Instruction.
State how many lines contain "время", and write nothing except that count.

Information provided.
________________________

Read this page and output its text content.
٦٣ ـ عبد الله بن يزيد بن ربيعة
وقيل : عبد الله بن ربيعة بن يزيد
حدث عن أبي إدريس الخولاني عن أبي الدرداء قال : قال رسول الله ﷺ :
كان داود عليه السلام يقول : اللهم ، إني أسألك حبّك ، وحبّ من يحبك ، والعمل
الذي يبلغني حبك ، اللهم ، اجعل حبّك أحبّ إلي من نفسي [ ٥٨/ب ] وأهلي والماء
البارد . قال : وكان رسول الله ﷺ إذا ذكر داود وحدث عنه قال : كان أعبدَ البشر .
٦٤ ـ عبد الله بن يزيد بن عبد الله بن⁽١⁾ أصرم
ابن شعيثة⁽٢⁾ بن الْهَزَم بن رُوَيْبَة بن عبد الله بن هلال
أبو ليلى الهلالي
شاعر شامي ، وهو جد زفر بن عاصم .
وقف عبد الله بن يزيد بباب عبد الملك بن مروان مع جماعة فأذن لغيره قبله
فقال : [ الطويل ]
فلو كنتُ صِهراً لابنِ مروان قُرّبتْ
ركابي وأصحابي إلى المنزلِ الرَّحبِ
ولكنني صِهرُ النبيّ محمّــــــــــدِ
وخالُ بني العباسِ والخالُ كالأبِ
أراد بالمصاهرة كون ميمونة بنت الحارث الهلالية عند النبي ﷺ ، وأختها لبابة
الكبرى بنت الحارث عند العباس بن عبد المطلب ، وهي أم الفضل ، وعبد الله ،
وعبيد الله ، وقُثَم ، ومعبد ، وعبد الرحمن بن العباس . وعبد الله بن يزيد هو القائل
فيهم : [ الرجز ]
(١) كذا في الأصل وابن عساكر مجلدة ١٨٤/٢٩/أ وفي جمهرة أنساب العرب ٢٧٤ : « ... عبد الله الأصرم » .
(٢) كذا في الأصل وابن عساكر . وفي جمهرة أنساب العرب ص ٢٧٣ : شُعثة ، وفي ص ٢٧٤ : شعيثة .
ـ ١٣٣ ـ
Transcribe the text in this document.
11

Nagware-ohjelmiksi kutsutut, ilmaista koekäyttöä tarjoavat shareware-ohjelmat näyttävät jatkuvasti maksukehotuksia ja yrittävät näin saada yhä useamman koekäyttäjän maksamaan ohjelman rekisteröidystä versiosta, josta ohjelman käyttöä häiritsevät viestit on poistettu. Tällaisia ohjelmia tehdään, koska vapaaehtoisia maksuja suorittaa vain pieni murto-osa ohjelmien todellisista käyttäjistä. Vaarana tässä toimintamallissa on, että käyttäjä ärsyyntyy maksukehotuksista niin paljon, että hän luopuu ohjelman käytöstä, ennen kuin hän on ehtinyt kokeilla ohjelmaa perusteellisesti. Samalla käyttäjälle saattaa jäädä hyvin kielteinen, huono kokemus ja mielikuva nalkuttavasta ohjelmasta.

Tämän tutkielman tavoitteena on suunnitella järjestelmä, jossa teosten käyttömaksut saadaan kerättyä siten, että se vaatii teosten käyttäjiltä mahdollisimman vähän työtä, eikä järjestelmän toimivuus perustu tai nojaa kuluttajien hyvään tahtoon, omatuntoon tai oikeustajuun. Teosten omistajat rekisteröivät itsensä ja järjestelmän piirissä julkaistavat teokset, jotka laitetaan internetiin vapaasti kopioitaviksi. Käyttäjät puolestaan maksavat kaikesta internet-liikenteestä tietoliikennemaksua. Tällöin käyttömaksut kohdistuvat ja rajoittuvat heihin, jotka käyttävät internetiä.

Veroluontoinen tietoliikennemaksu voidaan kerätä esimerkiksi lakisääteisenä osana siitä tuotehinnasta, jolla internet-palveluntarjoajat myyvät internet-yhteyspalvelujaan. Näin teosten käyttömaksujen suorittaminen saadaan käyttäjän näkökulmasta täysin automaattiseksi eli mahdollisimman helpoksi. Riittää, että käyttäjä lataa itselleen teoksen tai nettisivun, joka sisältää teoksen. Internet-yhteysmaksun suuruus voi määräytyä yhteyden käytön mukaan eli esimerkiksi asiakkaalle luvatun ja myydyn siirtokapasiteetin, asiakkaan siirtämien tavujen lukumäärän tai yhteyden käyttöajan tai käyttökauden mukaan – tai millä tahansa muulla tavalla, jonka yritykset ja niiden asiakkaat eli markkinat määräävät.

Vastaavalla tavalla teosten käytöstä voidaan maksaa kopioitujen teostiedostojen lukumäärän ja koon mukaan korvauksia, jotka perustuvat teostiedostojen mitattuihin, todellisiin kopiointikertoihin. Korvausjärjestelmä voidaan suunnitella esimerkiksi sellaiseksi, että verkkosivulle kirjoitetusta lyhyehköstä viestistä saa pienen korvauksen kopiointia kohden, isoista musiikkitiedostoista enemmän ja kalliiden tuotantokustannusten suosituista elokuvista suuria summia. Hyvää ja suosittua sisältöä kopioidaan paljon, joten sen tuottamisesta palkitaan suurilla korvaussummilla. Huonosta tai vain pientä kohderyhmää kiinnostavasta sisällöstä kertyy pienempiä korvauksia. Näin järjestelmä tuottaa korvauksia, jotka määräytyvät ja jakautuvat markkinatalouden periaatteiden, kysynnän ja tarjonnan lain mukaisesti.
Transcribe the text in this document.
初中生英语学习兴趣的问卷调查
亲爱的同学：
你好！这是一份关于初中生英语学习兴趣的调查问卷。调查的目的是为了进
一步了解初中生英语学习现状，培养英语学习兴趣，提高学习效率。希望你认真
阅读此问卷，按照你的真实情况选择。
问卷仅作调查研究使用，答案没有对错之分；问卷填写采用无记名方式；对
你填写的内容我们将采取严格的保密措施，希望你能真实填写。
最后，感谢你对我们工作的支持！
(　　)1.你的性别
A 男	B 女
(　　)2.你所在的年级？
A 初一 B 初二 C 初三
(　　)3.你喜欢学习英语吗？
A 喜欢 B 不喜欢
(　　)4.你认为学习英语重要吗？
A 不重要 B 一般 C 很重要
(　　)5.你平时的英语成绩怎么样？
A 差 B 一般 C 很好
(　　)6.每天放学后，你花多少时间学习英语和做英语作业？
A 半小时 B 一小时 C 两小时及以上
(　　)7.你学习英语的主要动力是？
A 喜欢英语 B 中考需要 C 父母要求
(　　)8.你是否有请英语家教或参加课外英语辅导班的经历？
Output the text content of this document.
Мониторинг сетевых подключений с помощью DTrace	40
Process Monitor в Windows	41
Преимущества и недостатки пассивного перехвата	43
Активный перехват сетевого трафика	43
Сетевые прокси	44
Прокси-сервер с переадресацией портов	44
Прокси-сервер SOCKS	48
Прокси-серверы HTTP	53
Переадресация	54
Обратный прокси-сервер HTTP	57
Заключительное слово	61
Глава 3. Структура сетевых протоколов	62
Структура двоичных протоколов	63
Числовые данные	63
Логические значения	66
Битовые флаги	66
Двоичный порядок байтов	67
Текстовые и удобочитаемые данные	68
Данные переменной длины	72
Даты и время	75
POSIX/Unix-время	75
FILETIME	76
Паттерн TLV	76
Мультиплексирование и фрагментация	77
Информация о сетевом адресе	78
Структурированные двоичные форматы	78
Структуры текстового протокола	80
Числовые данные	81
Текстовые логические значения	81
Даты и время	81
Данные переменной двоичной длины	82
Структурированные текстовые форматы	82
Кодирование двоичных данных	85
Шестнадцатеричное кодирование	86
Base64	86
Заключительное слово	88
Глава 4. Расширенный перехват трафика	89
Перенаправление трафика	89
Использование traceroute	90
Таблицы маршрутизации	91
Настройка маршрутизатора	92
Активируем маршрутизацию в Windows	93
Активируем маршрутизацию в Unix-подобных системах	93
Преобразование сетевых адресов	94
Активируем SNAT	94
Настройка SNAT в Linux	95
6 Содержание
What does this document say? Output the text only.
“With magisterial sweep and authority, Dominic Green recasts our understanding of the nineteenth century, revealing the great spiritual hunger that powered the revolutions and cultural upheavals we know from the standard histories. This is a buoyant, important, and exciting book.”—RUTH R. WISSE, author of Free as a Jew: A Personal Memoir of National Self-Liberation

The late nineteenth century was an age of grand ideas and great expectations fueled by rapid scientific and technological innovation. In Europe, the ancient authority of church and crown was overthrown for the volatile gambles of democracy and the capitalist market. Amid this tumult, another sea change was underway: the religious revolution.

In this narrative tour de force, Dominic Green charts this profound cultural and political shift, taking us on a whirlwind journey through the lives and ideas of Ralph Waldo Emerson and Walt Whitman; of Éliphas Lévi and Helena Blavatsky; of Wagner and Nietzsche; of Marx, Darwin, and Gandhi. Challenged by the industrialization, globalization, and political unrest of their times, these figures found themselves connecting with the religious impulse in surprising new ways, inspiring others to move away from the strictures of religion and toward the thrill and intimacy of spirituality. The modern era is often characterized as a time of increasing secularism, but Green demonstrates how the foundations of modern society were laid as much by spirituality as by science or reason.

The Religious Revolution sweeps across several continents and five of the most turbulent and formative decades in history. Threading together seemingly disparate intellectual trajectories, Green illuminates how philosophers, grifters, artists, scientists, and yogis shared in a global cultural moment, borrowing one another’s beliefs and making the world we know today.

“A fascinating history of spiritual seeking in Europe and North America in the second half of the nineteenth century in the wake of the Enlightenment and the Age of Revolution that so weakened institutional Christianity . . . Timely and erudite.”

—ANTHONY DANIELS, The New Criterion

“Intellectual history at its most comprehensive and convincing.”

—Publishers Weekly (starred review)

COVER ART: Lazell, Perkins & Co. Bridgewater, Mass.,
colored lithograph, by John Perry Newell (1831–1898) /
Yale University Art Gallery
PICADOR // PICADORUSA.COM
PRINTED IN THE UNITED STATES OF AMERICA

________________________

Written solution.
3